═══ Record set ═══
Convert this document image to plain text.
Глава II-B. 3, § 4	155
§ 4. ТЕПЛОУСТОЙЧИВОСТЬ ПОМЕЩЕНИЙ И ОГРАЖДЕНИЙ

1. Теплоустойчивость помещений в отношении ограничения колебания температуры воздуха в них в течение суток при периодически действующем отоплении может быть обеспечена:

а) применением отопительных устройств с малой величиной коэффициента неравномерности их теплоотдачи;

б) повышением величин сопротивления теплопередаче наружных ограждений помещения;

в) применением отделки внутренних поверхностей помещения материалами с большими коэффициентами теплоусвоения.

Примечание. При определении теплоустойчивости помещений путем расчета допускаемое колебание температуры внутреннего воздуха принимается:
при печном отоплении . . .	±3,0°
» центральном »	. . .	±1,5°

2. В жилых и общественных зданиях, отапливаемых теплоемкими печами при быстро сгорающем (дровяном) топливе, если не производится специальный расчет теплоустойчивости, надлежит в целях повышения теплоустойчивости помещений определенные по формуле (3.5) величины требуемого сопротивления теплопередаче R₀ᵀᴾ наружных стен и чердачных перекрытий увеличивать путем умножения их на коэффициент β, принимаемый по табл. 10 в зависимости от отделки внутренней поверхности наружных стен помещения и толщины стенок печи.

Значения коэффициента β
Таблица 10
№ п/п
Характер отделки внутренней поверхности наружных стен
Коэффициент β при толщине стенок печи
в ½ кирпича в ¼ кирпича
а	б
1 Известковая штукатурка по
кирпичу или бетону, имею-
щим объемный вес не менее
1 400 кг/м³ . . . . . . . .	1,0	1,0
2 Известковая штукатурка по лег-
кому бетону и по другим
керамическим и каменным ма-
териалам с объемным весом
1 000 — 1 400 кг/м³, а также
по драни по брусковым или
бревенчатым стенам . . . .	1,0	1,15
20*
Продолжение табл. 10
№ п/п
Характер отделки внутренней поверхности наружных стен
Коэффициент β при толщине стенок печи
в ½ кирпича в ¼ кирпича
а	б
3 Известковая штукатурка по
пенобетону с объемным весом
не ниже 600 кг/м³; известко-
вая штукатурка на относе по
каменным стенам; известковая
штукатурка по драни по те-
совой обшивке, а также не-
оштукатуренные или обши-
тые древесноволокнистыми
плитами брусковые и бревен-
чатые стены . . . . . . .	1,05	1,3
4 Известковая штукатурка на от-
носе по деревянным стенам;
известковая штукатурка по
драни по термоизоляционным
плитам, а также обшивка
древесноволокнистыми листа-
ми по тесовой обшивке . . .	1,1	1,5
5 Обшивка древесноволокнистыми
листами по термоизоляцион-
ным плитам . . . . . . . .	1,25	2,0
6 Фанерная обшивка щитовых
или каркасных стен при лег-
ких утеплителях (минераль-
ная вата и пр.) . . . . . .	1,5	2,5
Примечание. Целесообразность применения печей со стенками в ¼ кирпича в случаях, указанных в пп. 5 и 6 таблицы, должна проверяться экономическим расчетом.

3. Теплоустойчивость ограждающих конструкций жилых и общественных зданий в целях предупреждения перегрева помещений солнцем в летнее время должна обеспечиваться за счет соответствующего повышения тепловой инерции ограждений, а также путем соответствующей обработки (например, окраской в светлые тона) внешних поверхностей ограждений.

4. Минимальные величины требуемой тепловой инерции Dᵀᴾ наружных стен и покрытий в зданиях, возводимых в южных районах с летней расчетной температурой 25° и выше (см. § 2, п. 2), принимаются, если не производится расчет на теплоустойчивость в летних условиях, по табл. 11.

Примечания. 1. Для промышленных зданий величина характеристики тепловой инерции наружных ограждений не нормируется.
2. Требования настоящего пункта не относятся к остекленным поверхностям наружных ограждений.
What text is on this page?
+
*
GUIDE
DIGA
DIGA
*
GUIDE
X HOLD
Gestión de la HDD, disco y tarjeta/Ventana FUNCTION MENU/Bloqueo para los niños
═══
## Instructions for the task
Read the lines above. Gather those in which the string "каменным" is found.

## The answer
керамическим и каменным ма-
каменным стенам; известковая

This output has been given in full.